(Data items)
(begin)

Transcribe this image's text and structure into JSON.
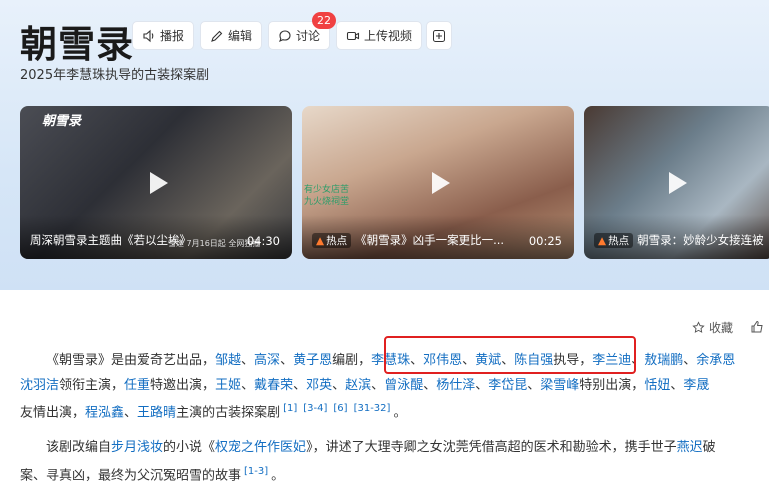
{
  "header": {
    "title": "朝雪录",
    "subtitle": "2025年李慧珠执导的古装探案剧",
    "buttons": [
      {
        "label": "播报",
        "icon": "speaker-icon"
      },
      {
        "label": "编辑",
        "icon": "pencil-icon"
      },
      {
        "label": "讨论",
        "icon": "chat-bubble-icon",
        "badge": "22"
      },
      {
        "label": "上传视频",
        "icon": "video-camera-icon"
      },
      {
        "label": "",
        "icon": "plus-icon"
      }
    ]
  },
  "videos": [
    {
      "logo": "朝雪录",
      "caption": "周深朝雪录主题曲《若以尘埃》",
      "small": "雪逢 7月16日起 全网独播",
      "duration": "04:30"
    },
    {
      "tag": "热点",
      "caption": "《朝雪录》凶手一案更比一...",
      "side_text": "有少女店苦\n九火烧祠堂",
      "duration": "00:25"
    },
    {
      "tag": "热点",
      "caption": "朝雪录：妙龄少女接连被"
    }
  ],
  "actions": {
    "collect": "收藏"
  },
  "paragraph1": {
    "line1": {
      "p1": "《朝雪录》是由爱奇艺出品，",
      "w1": "邹越",
      "s1": "、",
      "w2": "高深",
      "s2": "、",
      "w3": "黄子恩",
      "p2": "编剧，",
      "d1": "李慧珠",
      "s3": "、",
      "d2": "邓伟恩",
      "s4": "、",
      "d3": "黄斌",
      "s5": "、",
      "d4": "陈自强",
      "p3": "执导，",
      "a1": "李兰迪",
      "s6": "、",
      "a2": "敖瑞鹏",
      "s7": "、",
      "a3": "余承恩"
    },
    "line2": {
      "a4": "沈羽洁",
      "p1": "领衔主演，",
      "a5": "任重",
      "p2": "特邀出演，",
      "a6": "王姬",
      "s1": "、",
      "a7": "戴春荣",
      "s2": "、",
      "a8": "邓英",
      "s3": "、",
      "a9": "赵滨",
      "s4": "、",
      "a10": "曾泳醍",
      "s5": "、",
      "a11": "杨仕泽",
      "s6": "、",
      "a12": "李岱昆",
      "s7": "、",
      "a13": "梁雪峰",
      "p3": "特别出演，",
      "a14": "恬妞",
      "s8": "、",
      "a15": "李晟"
    },
    "line3": {
      "p1": "友情出演，",
      "a16": "程泓鑫",
      "s1": "、",
      "a17": "王路晴",
      "p2": "主演的古装探案剧",
      "r1": "[1]",
      "r2": "[3-4]",
      "r3": "[6]",
      "r4": "[31-32]",
      "end": "。"
    }
  },
  "paragraph2": {
    "line1": {
      "p1": "该剧改编自",
      "author": "步月浅妆",
      "p2": "的小说《",
      "novel": "权宠之仵作医妃",
      "p3": "》，讲述了大理寺卿之女沈莞凭借高超的医术和勘验术，携手世子",
      "ch": "燕迟",
      "p4": "破"
    },
    "line2": {
      "p1": "案、寻真凶，最终为父沉冤昭雪的故事",
      "r1": "[1-3]",
      "end": "。"
    }
  }
}
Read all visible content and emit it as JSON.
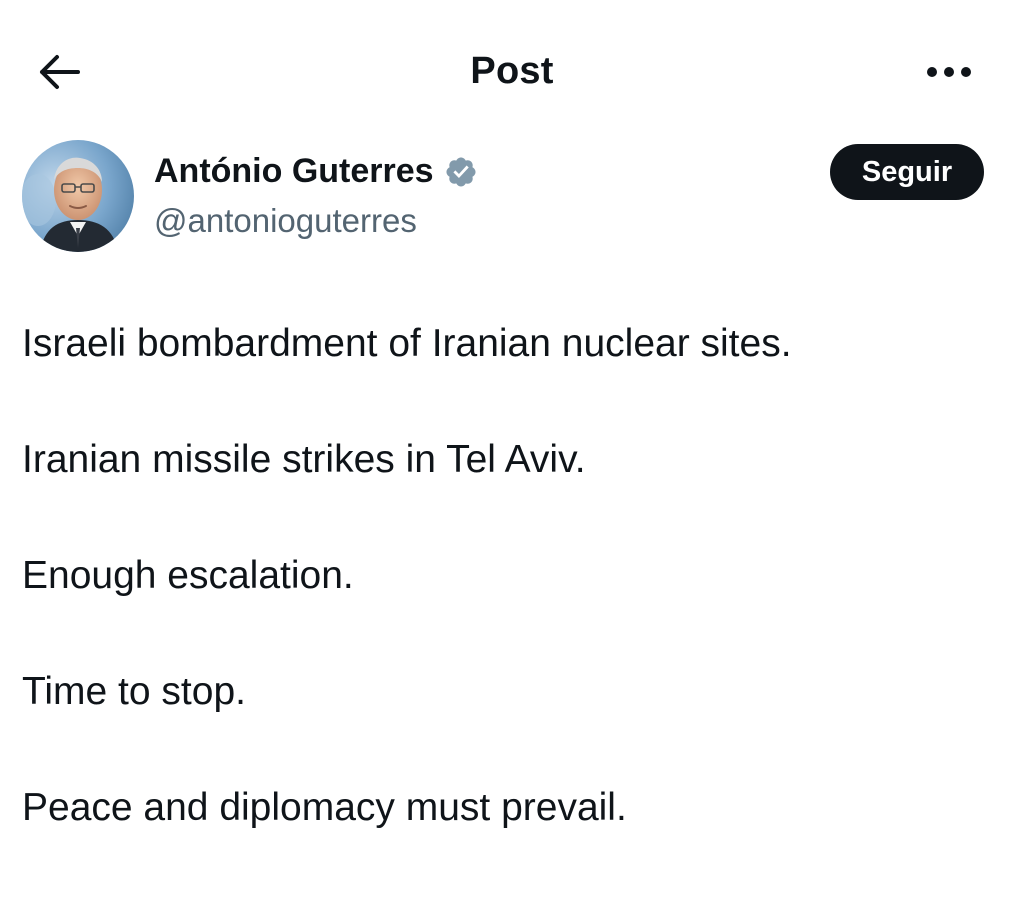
{
  "header": {
    "title": "Post",
    "back_icon": "arrow-left-icon",
    "more_icon": "more-horizontal-icon"
  },
  "author": {
    "name": "António Guterres",
    "handle": "@antonioguterres",
    "verified_icon": "verified-badge-icon",
    "verified_color": "#829aab",
    "follow_label": "Seguir"
  },
  "post": {
    "paragraphs": [
      "Israeli bombardment of Iranian nuclear sites.",
      "Iranian missile strikes in Tel Aviv.",
      "Enough escalation.",
      "Time to stop.",
      "Peace and diplomacy must prevail."
    ]
  },
  "colors": {
    "text": "#0f1419",
    "secondary_text": "#536471",
    "follow_bg": "#0f1419",
    "follow_text": "#ffffff"
  }
}
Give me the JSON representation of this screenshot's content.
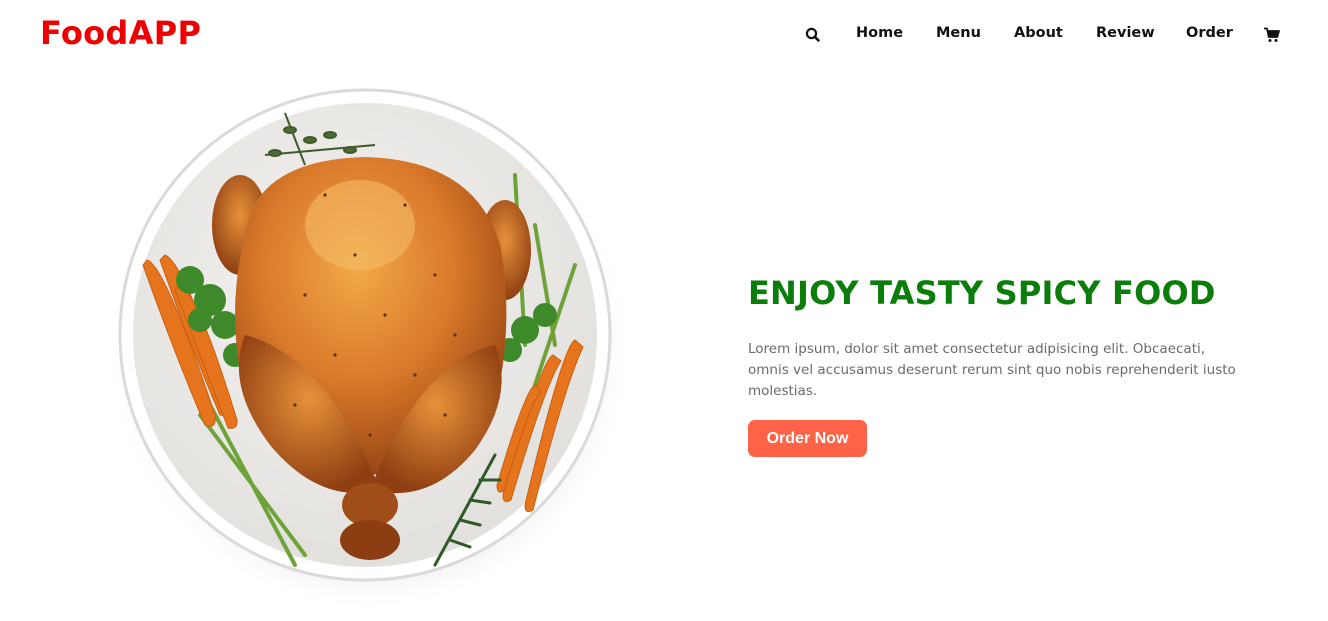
{
  "header": {
    "logo": "FoodAPP",
    "search_icon": "search-icon",
    "cart_icon": "cart-icon",
    "nav": [
      "Home",
      "Menu",
      "About",
      "Review",
      "Order"
    ]
  },
  "hero": {
    "image": "roast-chicken-plate-image",
    "title": "ENJOY TASTY SPICY FOOD",
    "text": "Lorem ipsum, dolor sit amet consectetur adipisicing elit. Obcaecati, omnis vel accusamus deserunt rerum sint quo nobis reprehenderit iusto molestias.",
    "button_label": "Order Now"
  },
  "colors": {
    "logo": "#ee0000",
    "title": "#0a7d0a",
    "button": "#ff6347",
    "body_text": "#6b6b6b"
  }
}
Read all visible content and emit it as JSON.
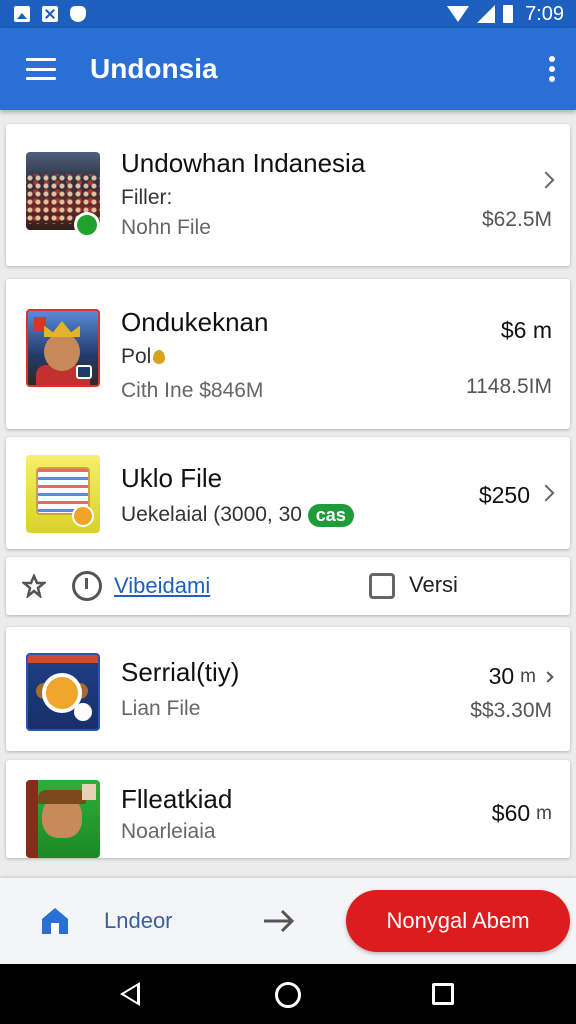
{
  "status_bar": {
    "time": "7:09",
    "icons": [
      "image-icon",
      "close-box-icon",
      "shield-icon",
      "wifi-icon",
      "signal-icon",
      "battery-icon"
    ]
  },
  "app_bar": {
    "title": "Undonsia",
    "menu_icon": "hamburger-menu-icon",
    "more_icon": "more-vertical-icon"
  },
  "items": [
    {
      "title": "Undowhan Indanesia",
      "line1": "Filler:",
      "line2": "Nohn File",
      "price": "$62.5M",
      "trailing": "chevron-right-icon"
    },
    {
      "title": "Ondukeknan",
      "line1": "Pol",
      "line2": "Cith Ine $846M",
      "price_top": "$6 m",
      "price": "1148.5IM"
    },
    {
      "title": "Uklo File",
      "line1": "Uekelaial (3000, 30",
      "pill": "cas",
      "price": "$250",
      "trailing": "chevron-right-icon"
    },
    {
      "title": "Serrial(tiy)",
      "line1": "Lian File",
      "price_top": "30",
      "price_unit": "m",
      "price": "$$3.30M"
    },
    {
      "title": "Flleatkiad",
      "line1": "Noarleiaia",
      "price_top": "$60",
      "price_unit": "m"
    }
  ],
  "action_row": {
    "link": "Vibeidami",
    "versi": "Versi"
  },
  "bottom_bar": {
    "home_label": "Lndeor",
    "button_label": "Nonygal Abem"
  },
  "colors": {
    "status_bar": "#1d5fbf",
    "app_bar": "#2a6fd6",
    "button_red": "#dd1d1d",
    "link_blue": "#1f5fbf",
    "badge_green": "#1e9c3a"
  }
}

(end)

# WHAT YOU ARE ASKED TO DO:
Which lines in the records above contain the string "more"? Copy each one.

# THE REPLY:
    "more_icon": "more-horizontal-icon"
    "more_icon": "more-vertical-icon"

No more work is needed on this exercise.